How many lines in these records hold the string "Positive"? State only that number.

** BEGIN **

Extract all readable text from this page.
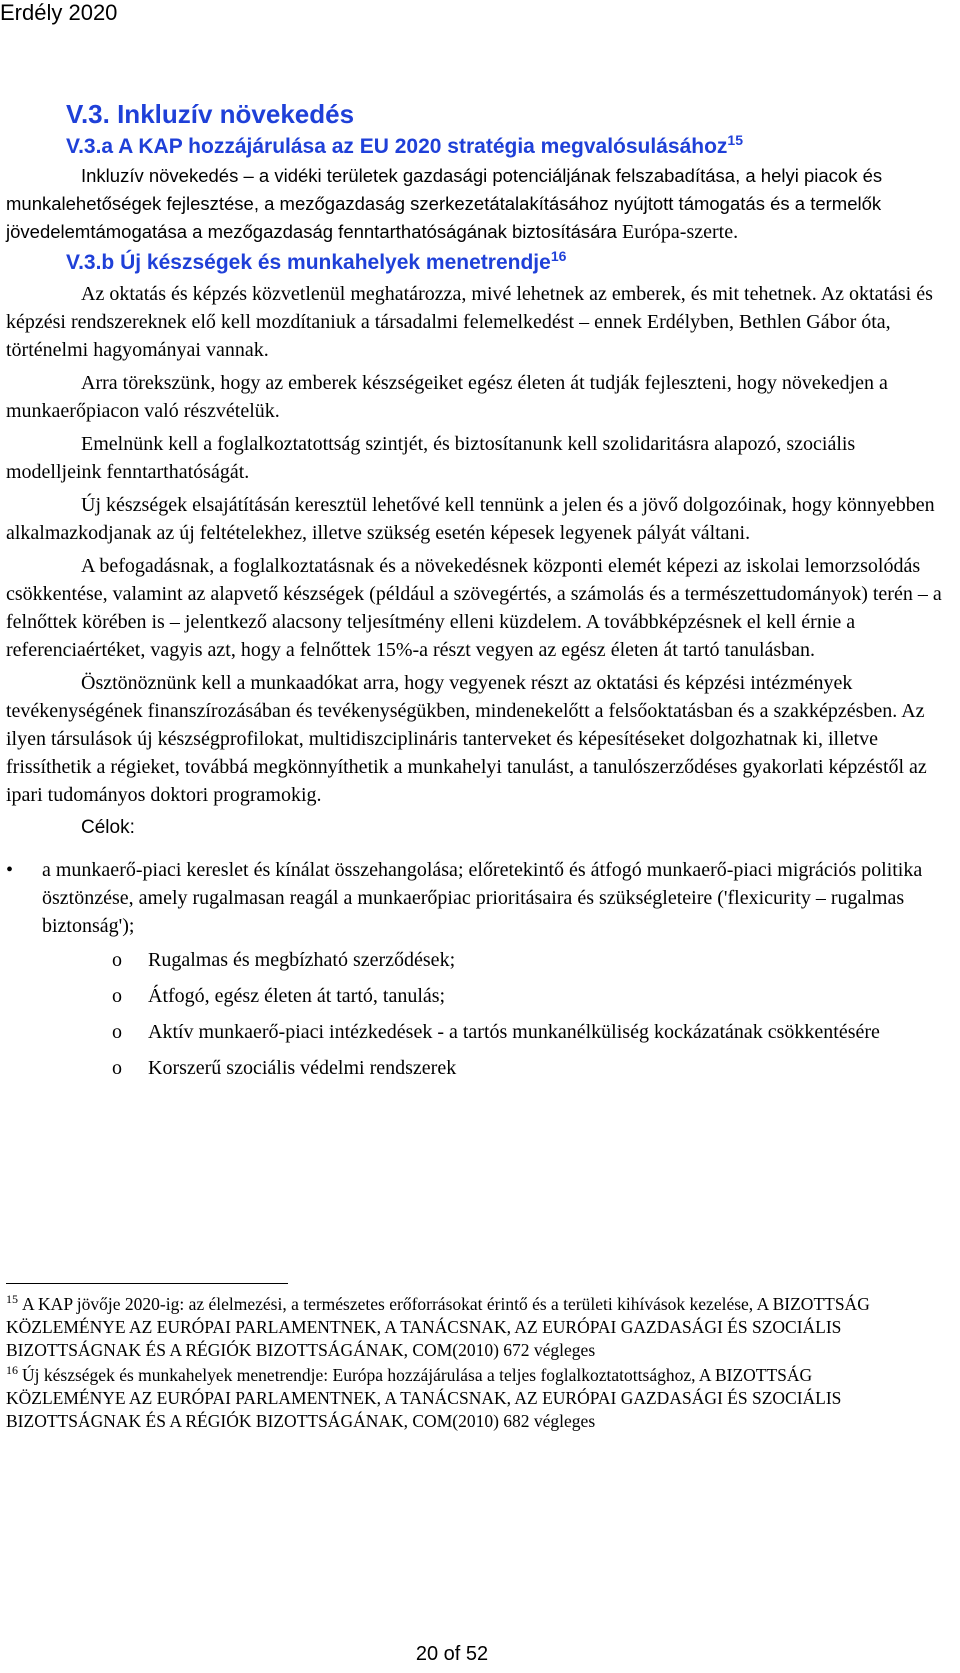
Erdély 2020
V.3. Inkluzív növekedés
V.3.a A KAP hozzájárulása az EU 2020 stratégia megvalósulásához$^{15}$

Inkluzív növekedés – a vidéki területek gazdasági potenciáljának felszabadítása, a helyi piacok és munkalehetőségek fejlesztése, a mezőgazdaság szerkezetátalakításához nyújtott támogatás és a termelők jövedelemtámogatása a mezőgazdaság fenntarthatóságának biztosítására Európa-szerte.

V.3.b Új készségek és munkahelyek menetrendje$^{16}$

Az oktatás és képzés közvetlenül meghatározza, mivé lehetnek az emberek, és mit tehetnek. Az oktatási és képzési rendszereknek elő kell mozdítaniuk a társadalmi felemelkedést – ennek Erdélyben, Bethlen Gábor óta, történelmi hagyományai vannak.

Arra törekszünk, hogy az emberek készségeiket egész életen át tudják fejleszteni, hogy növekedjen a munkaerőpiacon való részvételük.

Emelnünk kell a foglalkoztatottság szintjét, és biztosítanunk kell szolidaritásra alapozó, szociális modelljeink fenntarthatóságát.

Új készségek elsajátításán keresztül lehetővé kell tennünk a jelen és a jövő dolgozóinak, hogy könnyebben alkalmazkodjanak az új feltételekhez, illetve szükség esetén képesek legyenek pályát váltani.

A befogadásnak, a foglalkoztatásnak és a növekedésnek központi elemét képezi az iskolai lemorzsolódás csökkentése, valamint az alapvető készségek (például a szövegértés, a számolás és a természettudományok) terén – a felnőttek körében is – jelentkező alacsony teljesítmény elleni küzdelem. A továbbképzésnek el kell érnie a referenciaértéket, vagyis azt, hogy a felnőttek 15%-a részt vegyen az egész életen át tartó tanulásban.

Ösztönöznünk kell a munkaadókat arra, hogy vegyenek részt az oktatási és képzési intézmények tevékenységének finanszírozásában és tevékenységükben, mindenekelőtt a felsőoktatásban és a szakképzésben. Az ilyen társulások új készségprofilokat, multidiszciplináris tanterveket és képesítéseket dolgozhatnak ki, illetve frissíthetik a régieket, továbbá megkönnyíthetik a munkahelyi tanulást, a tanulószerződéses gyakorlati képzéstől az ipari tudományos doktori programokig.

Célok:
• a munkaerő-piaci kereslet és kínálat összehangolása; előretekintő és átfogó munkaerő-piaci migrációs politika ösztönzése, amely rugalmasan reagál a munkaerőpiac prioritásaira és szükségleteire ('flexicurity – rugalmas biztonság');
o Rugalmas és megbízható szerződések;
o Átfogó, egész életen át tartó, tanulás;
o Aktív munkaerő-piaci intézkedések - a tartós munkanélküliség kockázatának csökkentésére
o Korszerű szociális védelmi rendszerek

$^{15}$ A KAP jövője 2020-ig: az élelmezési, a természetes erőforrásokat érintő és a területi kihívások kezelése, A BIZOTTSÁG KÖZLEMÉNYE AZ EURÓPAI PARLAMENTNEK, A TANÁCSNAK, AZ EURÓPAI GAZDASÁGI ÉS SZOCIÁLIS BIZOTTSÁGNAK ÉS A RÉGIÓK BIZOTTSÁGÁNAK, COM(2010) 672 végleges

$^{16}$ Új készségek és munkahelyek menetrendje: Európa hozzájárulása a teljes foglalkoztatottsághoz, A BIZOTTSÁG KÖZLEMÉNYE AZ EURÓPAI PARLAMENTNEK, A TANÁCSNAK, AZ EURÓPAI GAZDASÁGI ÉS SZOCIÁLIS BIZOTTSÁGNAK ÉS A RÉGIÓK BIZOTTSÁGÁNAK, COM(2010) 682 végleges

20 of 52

** END **
** BEGIN **

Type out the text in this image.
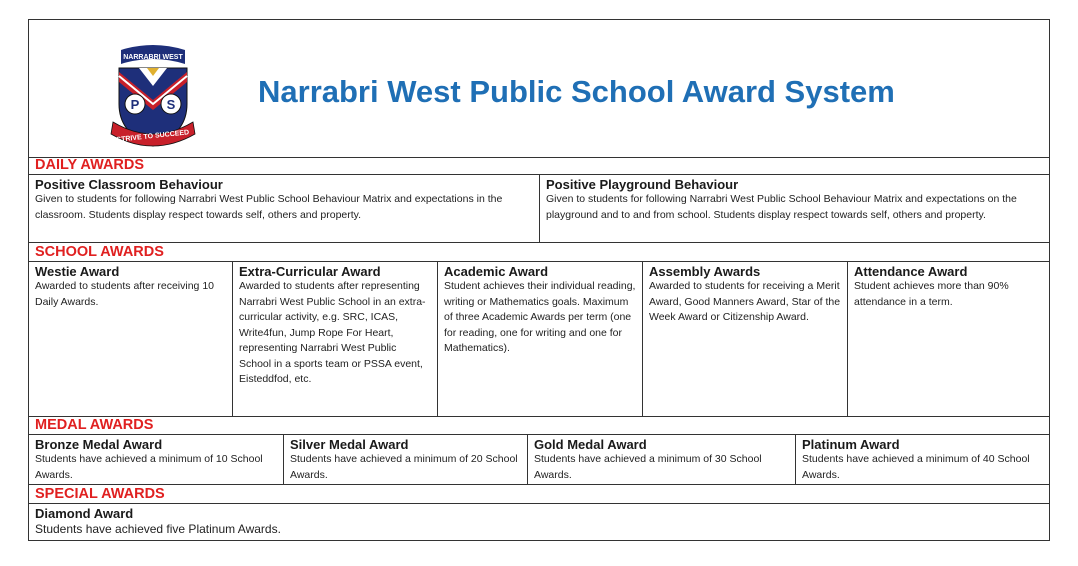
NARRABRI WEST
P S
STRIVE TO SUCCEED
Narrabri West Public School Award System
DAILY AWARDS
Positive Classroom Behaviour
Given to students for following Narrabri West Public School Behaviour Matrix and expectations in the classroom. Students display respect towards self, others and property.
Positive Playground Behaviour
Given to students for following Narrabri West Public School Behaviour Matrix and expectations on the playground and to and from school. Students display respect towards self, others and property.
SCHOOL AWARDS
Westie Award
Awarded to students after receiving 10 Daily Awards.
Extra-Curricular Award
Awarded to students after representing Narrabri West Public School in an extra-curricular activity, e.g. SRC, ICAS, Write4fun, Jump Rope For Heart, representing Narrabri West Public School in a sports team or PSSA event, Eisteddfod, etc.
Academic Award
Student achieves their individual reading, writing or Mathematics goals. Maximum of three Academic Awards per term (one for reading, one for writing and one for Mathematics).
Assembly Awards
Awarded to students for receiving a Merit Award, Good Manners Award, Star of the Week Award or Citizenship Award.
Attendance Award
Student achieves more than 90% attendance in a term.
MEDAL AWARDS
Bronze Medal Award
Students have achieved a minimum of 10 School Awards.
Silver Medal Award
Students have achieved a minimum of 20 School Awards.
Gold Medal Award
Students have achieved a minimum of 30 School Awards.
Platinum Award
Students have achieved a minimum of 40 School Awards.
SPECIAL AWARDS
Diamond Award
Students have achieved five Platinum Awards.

** END **
** BEGIN **

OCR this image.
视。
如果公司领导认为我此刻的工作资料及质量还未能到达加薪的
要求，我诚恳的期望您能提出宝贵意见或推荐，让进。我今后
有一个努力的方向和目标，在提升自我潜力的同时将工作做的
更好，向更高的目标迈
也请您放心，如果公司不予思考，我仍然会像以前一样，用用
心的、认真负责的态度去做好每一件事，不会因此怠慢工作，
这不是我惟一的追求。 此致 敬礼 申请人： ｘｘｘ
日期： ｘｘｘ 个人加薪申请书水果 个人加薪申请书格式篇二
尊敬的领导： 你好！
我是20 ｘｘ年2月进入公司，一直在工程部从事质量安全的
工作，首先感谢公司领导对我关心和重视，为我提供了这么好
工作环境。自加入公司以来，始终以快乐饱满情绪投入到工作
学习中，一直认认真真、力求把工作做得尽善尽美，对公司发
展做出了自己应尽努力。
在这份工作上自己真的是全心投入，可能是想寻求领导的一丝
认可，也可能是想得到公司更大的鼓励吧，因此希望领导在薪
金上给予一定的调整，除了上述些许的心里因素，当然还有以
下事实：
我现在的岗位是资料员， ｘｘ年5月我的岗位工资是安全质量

** END **

* _Solution_
2